--- Start of EXERCISE MATERIALS ---

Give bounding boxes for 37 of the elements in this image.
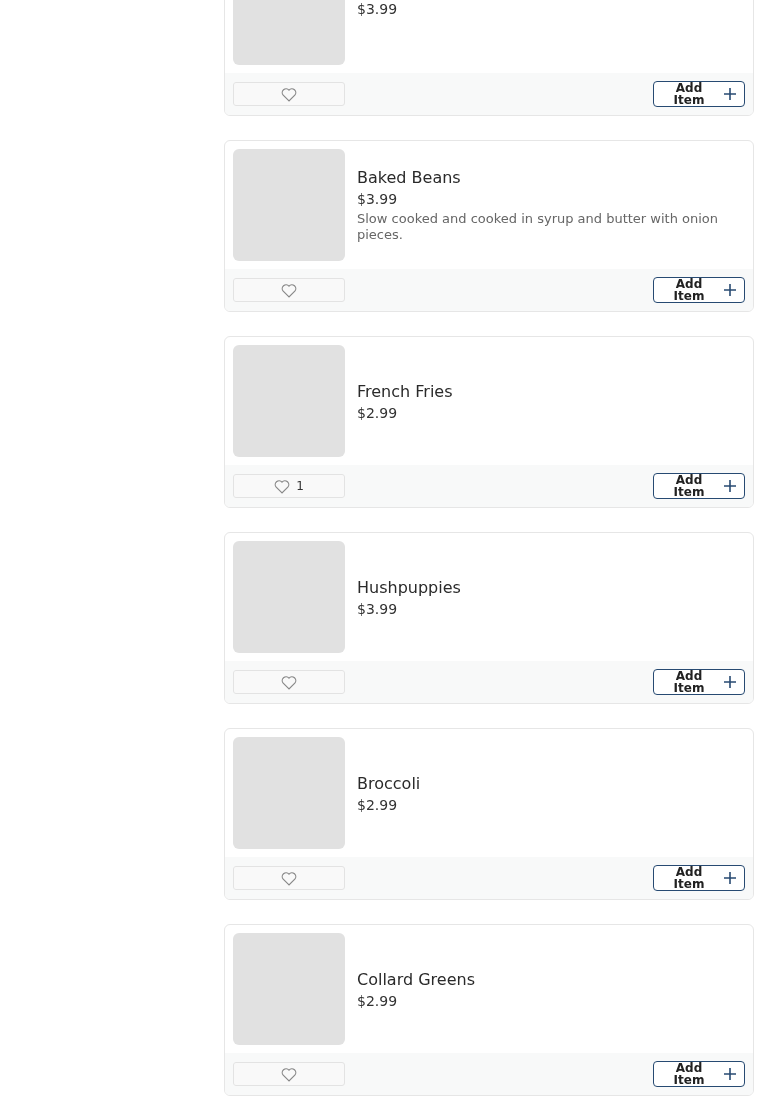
item-price: $2.99 — [357, 404, 399, 421]
item-price: $3.99 — [357, 190, 399, 207]
plus-icon — [724, 284, 736, 296]
plus-icon — [724, 676, 736, 688]
like-button[interactable] — [233, 670, 345, 694]
add-item-button[interactable]: Add Item — [653, 865, 745, 891]
heart-icon — [281, 282, 297, 298]
heart-icon — [274, 478, 291, 494]
plus-icon — [724, 480, 736, 492]
item-name: French Fries — [357, 381, 453, 401]
like-button[interactable] — [233, 278, 345, 302]
like-count: 1 — [296, 479, 304, 493]
add-item-button[interactable]: Add Item — [653, 81, 745, 107]
like-button[interactable] — [233, 1062, 345, 1086]
item-price: $2.99 — [357, 992, 399, 1009]
heart-icon — [281, 86, 297, 102]
plus-icon — [724, 872, 736, 884]
heart-icon — [281, 870, 297, 886]
item-price: $3.99 — [357, 1, 398, 17]
item-name: Broccoli — [357, 773, 421, 793]
add-item-button[interactable]: Add Item — [653, 473, 745, 499]
item-name: Hushpuppies — [357, 577, 461, 597]
add-item-button[interactable]: Add Item — [653, 1061, 745, 1087]
add-item-button[interactable]: Add Item — [653, 669, 745, 695]
like-button[interactable]: 1 — [233, 474, 345, 498]
item-name: Collard Greens — [357, 969, 475, 989]
plus-icon — [724, 88, 736, 100]
like-button[interactable] — [233, 82, 345, 106]
like-button[interactable] — [233, 866, 345, 890]
heart-icon — [281, 674, 297, 690]
item-description: Slow cooked and cooked in syrup and butter with onion pieces. — [357, 210, 720, 243]
item-price: $3.99 — [357, 600, 399, 617]
add-item-button[interactable]: Add Item — [653, 277, 745, 303]
item-name: Baked Beans — [357, 167, 462, 187]
item-price: $2.99 — [357, 796, 399, 813]
plus-icon — [724, 1068, 736, 1080]
heart-icon — [281, 1066, 297, 1082]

--- End of EXERCISE MATERIALS ---

▸ INSTRUCTIONS TO FOLLOW: Extract every line of the data above, character for character, and leave out the picture.

▸ RESPONSE:
Give bounding boxes for 37 of the elements in this image.
item-price: $2.99 — [357, 404, 399, 421]
item-price: $3.99 — [357, 190, 399, 207]
plus-icon — [724, 284, 736, 296]
plus-icon — [724, 676, 736, 688]
like-button[interactable] — [233, 670, 345, 694]
add-item-button[interactable]: Add Item — [653, 865, 745, 891]
heart-icon — [281, 282, 297, 298]
heart-icon — [274, 478, 291, 494]
plus-icon — [724, 480, 736, 492]
item-name: French Fries — [357, 381, 453, 401]
like-button[interactable] — [233, 278, 345, 302]
like-count: 1 — [296, 479, 304, 493]
add-item-button[interactable]: Add Item — [653, 81, 745, 107]
like-button[interactable] — [233, 1062, 345, 1086]
item-price: $2.99 — [357, 992, 399, 1009]
heart-icon — [281, 86, 297, 102]
plus-icon — [724, 872, 736, 884]
heart-icon — [281, 870, 297, 886]
item-price: $3.99 — [357, 1, 398, 17]
item-name: Broccoli — [357, 773, 421, 793]
add-item-button[interactable]: Add Item — [653, 473, 745, 499]
item-name: Hushpuppies — [357, 577, 461, 597]
add-item-button[interactable]: Add Item — [653, 1061, 745, 1087]
add-item-button[interactable]: Add Item — [653, 669, 745, 695]
like-button[interactable]: 1 — [233, 474, 345, 498]
item-name: Collard Greens — [357, 969, 475, 989]
plus-icon — [724, 88, 736, 100]
like-button[interactable] — [233, 82, 345, 106]
like-button[interactable] — [233, 866, 345, 890]
heart-icon — [281, 674, 297, 690]
item-description: Slow cooked and cooked in syrup and butter with onion pieces. — [357, 210, 720, 243]
item-price: $3.99 — [357, 600, 399, 617]
add-item-button[interactable]: Add Item — [653, 277, 745, 303]
item-name: Baked Beans — [357, 167, 462, 187]
item-price: $2.99 — [357, 796, 399, 813]
plus-icon — [724, 1068, 736, 1080]
heart-icon — [281, 1066, 297, 1082]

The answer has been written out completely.